Below is a block of records; repeat all of them exactly.

⁂

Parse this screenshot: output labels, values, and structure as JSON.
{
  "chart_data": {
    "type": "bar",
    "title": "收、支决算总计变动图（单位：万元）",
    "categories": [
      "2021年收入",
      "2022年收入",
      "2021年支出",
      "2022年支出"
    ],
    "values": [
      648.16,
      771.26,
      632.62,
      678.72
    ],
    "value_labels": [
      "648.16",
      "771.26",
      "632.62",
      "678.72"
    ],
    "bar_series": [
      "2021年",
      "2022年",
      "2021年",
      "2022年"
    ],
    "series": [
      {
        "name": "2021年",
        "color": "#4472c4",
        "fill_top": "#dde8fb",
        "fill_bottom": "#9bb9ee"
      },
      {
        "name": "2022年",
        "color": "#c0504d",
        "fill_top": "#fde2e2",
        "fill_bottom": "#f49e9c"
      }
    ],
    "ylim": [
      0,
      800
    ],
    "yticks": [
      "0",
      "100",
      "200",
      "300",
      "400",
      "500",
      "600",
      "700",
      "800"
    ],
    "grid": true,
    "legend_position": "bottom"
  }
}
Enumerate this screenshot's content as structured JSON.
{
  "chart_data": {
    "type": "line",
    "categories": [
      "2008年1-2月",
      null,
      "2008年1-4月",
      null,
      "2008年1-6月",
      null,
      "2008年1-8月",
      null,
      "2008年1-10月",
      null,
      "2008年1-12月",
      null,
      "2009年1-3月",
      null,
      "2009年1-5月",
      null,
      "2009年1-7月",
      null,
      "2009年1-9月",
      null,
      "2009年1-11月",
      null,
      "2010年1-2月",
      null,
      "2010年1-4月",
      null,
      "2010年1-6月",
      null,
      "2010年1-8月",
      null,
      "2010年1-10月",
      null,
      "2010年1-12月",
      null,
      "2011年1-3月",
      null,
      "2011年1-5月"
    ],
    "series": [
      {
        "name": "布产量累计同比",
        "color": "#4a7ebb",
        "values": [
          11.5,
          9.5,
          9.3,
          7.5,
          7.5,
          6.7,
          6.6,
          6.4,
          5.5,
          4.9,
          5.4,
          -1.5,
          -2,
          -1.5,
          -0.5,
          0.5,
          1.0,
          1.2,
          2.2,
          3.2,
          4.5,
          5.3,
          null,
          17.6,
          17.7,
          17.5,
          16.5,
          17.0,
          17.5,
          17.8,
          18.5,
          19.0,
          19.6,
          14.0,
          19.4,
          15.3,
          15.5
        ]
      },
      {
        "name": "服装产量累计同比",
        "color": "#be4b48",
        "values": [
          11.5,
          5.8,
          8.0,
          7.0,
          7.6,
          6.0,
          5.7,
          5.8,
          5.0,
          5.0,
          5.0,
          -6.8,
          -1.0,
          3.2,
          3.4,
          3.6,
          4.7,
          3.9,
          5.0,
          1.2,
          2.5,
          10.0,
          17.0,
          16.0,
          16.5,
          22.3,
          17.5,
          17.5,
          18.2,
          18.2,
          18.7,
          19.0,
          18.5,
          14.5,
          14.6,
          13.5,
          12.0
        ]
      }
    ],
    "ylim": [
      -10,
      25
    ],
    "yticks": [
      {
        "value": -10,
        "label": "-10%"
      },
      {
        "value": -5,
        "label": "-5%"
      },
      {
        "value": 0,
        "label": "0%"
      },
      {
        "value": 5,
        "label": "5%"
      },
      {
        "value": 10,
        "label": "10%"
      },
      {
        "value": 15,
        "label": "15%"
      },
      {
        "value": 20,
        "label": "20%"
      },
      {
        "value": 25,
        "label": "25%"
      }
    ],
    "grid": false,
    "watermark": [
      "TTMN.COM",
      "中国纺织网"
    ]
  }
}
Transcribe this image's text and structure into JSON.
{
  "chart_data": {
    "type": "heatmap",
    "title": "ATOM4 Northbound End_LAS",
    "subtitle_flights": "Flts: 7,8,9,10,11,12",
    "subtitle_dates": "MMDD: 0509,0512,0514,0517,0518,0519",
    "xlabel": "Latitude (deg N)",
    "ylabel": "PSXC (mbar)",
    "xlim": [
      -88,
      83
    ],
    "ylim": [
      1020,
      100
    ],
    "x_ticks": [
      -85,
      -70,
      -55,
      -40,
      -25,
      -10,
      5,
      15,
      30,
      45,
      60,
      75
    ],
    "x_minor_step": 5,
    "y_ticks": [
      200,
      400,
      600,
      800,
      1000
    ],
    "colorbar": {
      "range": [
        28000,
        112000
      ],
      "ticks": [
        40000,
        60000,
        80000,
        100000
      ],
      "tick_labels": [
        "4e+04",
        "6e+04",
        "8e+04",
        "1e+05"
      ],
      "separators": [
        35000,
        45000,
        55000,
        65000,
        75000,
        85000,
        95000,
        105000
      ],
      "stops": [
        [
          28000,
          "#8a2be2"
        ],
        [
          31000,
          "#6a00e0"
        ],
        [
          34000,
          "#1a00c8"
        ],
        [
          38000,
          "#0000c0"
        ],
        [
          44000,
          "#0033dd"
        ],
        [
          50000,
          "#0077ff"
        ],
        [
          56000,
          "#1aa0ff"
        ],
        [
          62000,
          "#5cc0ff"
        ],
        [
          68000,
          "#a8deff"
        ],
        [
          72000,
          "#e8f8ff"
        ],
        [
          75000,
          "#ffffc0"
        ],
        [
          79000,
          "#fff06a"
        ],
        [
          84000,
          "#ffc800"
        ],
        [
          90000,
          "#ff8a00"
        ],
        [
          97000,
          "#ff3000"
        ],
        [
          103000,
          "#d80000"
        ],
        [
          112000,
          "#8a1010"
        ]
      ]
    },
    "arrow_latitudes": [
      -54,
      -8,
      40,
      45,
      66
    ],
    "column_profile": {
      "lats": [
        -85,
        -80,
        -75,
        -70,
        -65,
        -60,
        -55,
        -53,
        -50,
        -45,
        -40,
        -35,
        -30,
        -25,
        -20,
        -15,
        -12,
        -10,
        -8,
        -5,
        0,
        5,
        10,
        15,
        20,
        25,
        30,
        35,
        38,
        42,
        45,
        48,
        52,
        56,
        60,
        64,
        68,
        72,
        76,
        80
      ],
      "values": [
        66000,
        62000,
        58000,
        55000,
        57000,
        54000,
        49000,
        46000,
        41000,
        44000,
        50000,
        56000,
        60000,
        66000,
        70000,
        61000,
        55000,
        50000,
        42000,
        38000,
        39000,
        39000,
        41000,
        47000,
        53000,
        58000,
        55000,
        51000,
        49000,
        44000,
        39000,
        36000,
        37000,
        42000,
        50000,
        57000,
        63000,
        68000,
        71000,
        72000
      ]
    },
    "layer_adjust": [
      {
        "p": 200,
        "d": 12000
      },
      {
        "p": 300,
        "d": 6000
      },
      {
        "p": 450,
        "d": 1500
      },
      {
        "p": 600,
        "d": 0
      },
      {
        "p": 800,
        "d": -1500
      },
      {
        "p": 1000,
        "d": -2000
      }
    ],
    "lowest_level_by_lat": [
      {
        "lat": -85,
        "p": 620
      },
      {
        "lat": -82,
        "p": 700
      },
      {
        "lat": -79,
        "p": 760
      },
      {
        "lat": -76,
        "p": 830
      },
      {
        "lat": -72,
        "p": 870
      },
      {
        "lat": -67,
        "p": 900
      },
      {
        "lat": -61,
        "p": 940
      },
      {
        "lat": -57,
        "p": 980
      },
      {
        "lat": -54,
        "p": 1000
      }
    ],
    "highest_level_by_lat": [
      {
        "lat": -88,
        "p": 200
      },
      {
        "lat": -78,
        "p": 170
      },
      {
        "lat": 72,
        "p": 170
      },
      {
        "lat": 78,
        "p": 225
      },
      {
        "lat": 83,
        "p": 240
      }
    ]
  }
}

⁂

Written answer:
Parse this screenshot: output labels, values, and structure as JSON.
{
  "chart_data": {
    "type": "bar",
    "title": "收、支决算总计变动图（单位：万元）",
    "categories": [
      "2021年收入",
      "2022年收入",
      "2021年支出",
      "2022年支出"
    ],
    "values": [
      648.16,
      771.26,
      632.62,
      678.72
    ],
    "value_labels": [
      "648.16",
      "771.26",
      "632.62",
      "678.72"
    ],
    "bar_series": [
      "2021年",
      "2022年",
      "2021年",
      "2022年"
    ],
    "series": [
      {
        "name": "2021年",
        "color": "#4472c4",
        "fill_top": "#dde8fb",
        "fill_bottom": "#9bb9ee"
      },
      {
        "name": "2022年",
        "color": "#c0504d",
        "fill_top": "#fde2e2",
        "fill_bottom": "#f49e9c"
      }
    ],
    "ylim": [
      0,
      800
    ],
    "yticks": [
      "0",
      "100",
      "200",
      "300",
      "400",
      "500",
      "600",
      "700",
      "800"
    ],
    "grid": true,
    "legend_position": "bottom"
  }
}
Enumerate this screenshot's content as structured JSON.
{
  "chart_data": {
    "type": "line",
    "categories": [
      "2008年1-2月",
      null,
      "2008年1-4月",
      null,
      "2008年1-6月",
      null,
      "2008年1-8月",
      null,
      "2008年1-10月",
      null,
      "2008年1-12月",
      null,
      "2009年1-3月",
      null,
      "2009年1-5月",
      null,
      "2009年1-7月",
      null,
      "2009年1-9月",
      null,
      "2009年1-11月",
      null,
      "2010年1-2月",
      null,
      "2010年1-4月",
      null,
      "2010年1-6月",
      null,
      "2010年1-8月",
      null,
      "2010年1-10月",
      null,
      "2010年1-12月",
      null,
      "2011年1-3月",
      null,
      "2011年1-5月"
    ],
    "series": [
      {
        "name": "布产量累计同比",
        "color": "#4a7ebb",
        "values": [
          11.5,
          9.5,
          9.3,
          7.5,
          7.5,
          6.7,
          6.6,
          6.4,
          5.5,
          4.9,
          5.4,
          -1.5,
          -2,
          -1.5,
          -0.5,
          0.5,
          1.0,
          1.2,
          2.2,
          3.2,
          4.5,
          5.3,
          null,
          17.6,
          17.7,
          17.5,
          16.5,
          17.0,
          17.5,
          17.8,
          18.5,
          19.0,
          19.6,
          14.0,
          19.4,
          15.3,
          15.5
        ]
      },
      {
        "name": "服装产量累计同比",
        "color": "#be4b48",
        "values": [
          11.5,
          5.8,
          8.0,
          7.0,
          7.6,
          6.0,
          5.7,
          5.8,
          5.0,
          5.0,
          5.0,
          -6.8,
          -1.0,
          3.2,
          3.4,
          3.6,
          4.7,
          3.9,
          5.0,
          1.2,
          2.5,
          10.0,
          17.0,
          16.0,
          16.5,
          22.3,
          17.5,
          17.5,
          18.2,
          18.2,
          18.7,
          19.0,
          18.5,
          14.5,
          14.6,
          13.5,
          12.0
        ]
      }
    ],
    "ylim": [
      -10,
      25
    ],
    "yticks": [
      {
        "value": -10,
        "label": "-10%"
      },
      {
        "value": -5,
        "label": "-5%"
      },
      {
        "value": 0,
        "label": "0%"
      },
      {
        "value": 5,
        "label": "5%"
      },
      {
        "value": 10,
        "label": "10%"
      },
      {
        "value": 15,
        "label": "15%"
      },
      {
        "value": 20,
        "label": "20%"
      },
      {
        "value": 25,
        "label": "25%"
      }
    ],
    "grid": false,
    "watermark": [
      "TTMN.COM",
      "中国纺织网"
    ]
  }
}
Transcribe this image's text and structure into JSON.
{
  "chart_data": {
    "type": "heatmap",
    "title": "ATOM4 Northbound End_LAS",
    "subtitle_flights": "Flts: 7,8,9,10,11,12",
    "subtitle_dates": "MMDD: 0509,0512,0514,0517,0518,0519",
    "xlabel": "Latitude (deg N)",
    "ylabel": "PSXC (mbar)",
    "xlim": [
      -88,
      83
    ],
    "ylim": [
      1020,
      100
    ],
    "x_ticks": [
      -85,
      -70,
      -55,
      -40,
      -25,
      -10,
      5,
      15,
      30,
      45,
      60,
      75
    ],
    "x_minor_step": 5,
    "y_ticks": [
      200,
      400,
      600,
      800,
      1000
    ],
    "colorbar": {
      "range": [
        28000,
        112000
      ],
      "ticks": [
        40000,
        60000,
        80000,
        100000
      ],
      "tick_labels": [
        "4e+04",
        "6e+04",
        "8e+04",
        "1e+05"
      ],
      "separators": [
        35000,
        45000,
        55000,
        65000,
        75000,
        85000,
        95000,
        105000
      ],
      "stops": [
        [
          28000,
          "#8a2be2"
        ],
        [
          31000,
          "#6a00e0"
        ],
        [
          34000,
          "#1a00c8"
        ],
        [
          38000,
          "#0000c0"
        ],
        [
          44000,
          "#0033dd"
        ],
        [
          50000,
          "#0077ff"
        ],
        [
          56000,
          "#1aa0ff"
        ],
        [
          62000,
          "#5cc0ff"
        ],
        [
          68000,
          "#a8deff"
        ],
        [
          72000,
          "#e8f8ff"
        ],
        [
          75000,
          "#ffffc0"
        ],
        [
          79000,
          "#fff06a"
        ],
        [
          84000,
          "#ffc800"
        ],
        [
          90000,
          "#ff8a00"
        ],
        [
          97000,
          "#ff3000"
        ],
        [
          103000,
          "#d80000"
        ],
        [
          112000,
          "#8a1010"
        ]
      ]
    },
    "arrow_latitudes": [
      -54,
      -8,
      40,
      45,
      66
    ],
    "column_profile": {
      "lats": [
        -85,
        -80,
        -75,
        -70,
        -65,
        -60,
        -55,
        -53,
        -50,
        -45,
        -40,
        -35,
        -30,
        -25,
        -20,
        -15,
        -12,
        -10,
        -8,
        -5,
        0,
        5,
        10,
        15,
        20,
        25,
        30,
        35,
        38,
        42,
        45,
        48,
        52,
        56,
        60,
        64,
        68,
        72,
        76,
        80
      ],
      "values": [
        66000,
        62000,
        58000,
        55000,
        57000,
        54000,
        49000,
        46000,
        41000,
        44000,
        50000,
        56000,
        60000,
        66000,
        70000,
        61000,
        55000,
        50000,
        42000,
        38000,
        39000,
        39000,
        41000,
        47000,
        53000,
        58000,
        55000,
        51000,
        49000,
        44000,
        39000,
        36000,
        37000,
        42000,
        50000,
        57000,
        63000,
        68000,
        71000,
        72000
      ]
    },
    "layer_adjust": [
      {
        "p": 200,
        "d": 12000
      },
      {
        "p": 300,
        "d": 6000
      },
      {
        "p": 450,
        "d": 1500
      },
      {
        "p": 600,
        "d": 0
      },
      {
        "p": 800,
        "d": -1500
      },
      {
        "p": 1000,
        "d": -2000
      }
    ],
    "lowest_level_by_lat": [
      {
        "lat": -85,
        "p": 620
      },
      {
        "lat": -82,
        "p": 700
      },
      {
        "lat": -79,
        "p": 760
      },
      {
        "lat": -76,
        "p": 830
      },
      {
        "lat": -72,
        "p": 870
      },
      {
        "lat": -67,
        "p": 900
      },
      {
        "lat": -61,
        "p": 940
      },
      {
        "lat": -57,
        "p": 980
      },
      {
        "lat": -54,
        "p": 1000
      }
    ],
    "highest_level_by_lat": [
      {
        "lat": -88,
        "p": 200
      },
      {
        "lat": -78,
        "p": 170
      },
      {
        "lat": 72,
        "p": 170
      },
      {
        "lat": 78,
        "p": 225
      },
      {
        "lat": 83,
        "p": 240
      }
    ]
  }
}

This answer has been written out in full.